--- Items from a figure collection ---
-- -- --

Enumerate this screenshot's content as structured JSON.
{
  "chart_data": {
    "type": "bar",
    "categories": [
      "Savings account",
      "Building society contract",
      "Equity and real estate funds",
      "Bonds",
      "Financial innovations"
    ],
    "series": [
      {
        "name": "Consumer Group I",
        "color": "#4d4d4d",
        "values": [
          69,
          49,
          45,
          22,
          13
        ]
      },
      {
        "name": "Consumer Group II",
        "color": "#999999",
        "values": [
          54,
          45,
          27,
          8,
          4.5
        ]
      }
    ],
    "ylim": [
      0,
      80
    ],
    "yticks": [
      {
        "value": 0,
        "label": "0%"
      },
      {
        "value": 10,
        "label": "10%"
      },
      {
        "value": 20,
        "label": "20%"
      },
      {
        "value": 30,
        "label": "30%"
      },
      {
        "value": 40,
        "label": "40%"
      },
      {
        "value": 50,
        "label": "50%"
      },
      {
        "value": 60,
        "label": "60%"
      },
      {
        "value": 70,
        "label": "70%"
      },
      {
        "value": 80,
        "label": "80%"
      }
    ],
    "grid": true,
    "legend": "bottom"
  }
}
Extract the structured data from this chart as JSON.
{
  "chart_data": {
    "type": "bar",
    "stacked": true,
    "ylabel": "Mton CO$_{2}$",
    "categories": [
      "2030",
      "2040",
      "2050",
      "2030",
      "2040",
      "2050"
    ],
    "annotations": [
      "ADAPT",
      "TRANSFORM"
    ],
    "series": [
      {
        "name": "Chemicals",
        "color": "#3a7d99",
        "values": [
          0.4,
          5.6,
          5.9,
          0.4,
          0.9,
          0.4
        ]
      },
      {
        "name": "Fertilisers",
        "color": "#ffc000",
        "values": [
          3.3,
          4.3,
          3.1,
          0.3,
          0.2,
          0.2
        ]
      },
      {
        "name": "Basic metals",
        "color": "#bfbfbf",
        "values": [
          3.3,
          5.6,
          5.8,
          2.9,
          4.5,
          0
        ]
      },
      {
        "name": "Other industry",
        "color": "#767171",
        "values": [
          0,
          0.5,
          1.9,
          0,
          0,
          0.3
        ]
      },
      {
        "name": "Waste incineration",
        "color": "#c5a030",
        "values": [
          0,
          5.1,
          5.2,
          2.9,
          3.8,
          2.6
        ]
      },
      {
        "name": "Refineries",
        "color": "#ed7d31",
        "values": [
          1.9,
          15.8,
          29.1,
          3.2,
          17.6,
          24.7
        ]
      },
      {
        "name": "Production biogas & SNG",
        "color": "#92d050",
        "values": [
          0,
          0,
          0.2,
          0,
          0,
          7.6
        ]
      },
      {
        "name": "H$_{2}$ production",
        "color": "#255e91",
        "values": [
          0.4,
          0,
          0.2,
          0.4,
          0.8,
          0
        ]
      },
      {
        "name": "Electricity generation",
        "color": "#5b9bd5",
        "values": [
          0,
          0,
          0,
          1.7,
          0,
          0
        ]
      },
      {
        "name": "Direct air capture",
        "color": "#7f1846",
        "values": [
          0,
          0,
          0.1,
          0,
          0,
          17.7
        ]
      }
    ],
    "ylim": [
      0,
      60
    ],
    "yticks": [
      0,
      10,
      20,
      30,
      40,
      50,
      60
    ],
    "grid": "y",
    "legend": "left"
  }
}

-- -- --

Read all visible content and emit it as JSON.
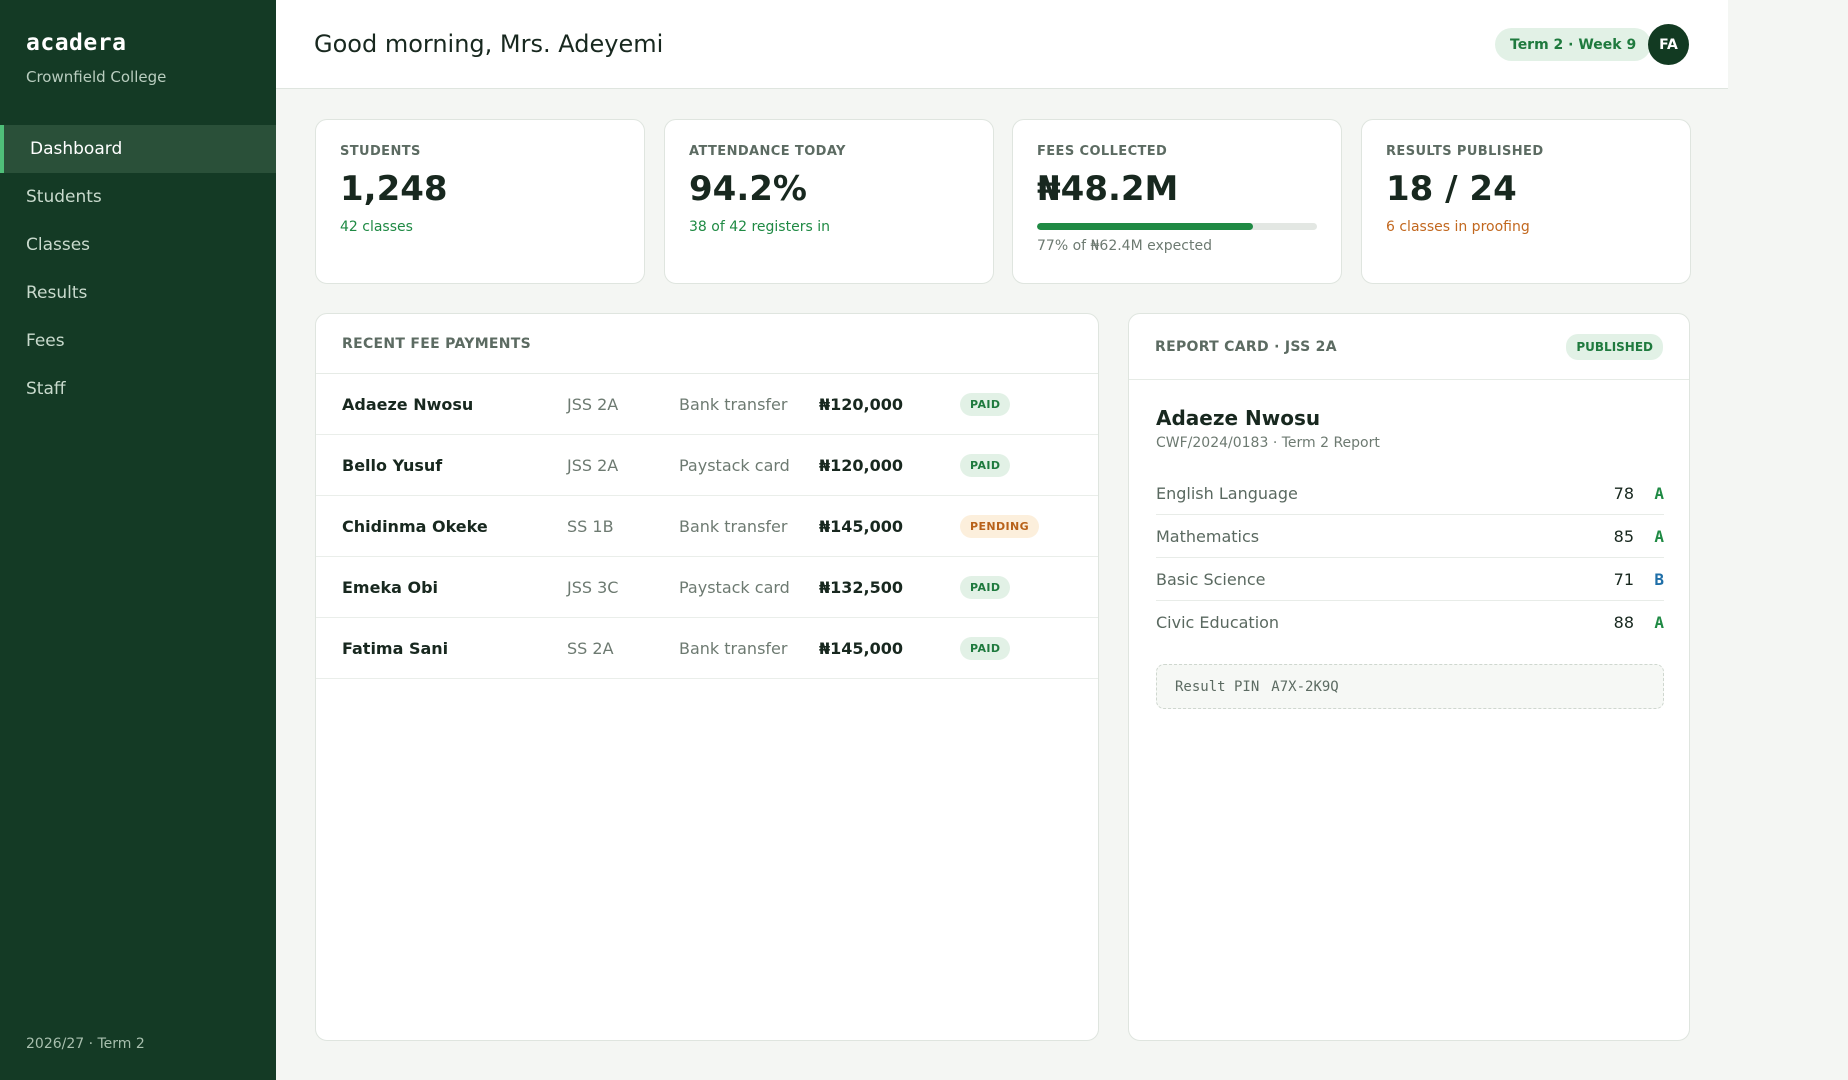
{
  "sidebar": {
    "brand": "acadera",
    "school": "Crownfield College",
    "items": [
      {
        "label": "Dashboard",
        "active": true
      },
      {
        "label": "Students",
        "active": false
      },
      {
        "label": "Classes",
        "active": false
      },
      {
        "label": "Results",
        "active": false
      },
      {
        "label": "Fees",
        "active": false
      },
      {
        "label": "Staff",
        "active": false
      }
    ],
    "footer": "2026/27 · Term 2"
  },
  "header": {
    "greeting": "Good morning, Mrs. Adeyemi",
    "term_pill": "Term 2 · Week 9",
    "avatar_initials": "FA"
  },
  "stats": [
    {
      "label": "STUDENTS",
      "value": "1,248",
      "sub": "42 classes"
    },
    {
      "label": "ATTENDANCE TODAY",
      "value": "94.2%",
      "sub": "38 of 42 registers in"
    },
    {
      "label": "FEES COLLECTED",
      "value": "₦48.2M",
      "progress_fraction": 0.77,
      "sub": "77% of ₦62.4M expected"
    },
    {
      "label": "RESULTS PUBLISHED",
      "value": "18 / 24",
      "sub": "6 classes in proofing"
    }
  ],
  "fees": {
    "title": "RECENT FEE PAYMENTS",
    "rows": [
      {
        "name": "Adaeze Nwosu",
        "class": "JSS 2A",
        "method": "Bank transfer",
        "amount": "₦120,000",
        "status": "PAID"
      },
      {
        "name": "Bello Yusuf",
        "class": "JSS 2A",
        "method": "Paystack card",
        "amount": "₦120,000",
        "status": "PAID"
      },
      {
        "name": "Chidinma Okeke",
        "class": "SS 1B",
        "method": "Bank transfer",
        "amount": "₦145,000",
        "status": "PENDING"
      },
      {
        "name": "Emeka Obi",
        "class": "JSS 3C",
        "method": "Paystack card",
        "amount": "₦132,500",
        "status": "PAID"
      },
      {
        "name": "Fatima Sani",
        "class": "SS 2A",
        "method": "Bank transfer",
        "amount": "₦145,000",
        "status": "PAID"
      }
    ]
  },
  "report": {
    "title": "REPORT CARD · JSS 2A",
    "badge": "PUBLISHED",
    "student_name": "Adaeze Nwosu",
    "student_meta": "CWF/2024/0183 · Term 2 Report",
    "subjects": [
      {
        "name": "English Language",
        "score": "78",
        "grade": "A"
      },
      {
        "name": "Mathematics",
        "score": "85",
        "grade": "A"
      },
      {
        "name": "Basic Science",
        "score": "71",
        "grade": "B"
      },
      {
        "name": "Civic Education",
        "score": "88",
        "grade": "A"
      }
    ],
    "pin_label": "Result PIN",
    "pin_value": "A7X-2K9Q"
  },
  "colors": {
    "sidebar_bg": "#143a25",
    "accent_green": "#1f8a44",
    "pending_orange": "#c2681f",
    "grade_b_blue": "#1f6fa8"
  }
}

-- -- --

--- Instruction ---
Note each line of the entries that has "Group" in it, and copy those lines.

--- Response to this task ---
        "name": "Consumer Group I",
        "name": "Consumer Group II",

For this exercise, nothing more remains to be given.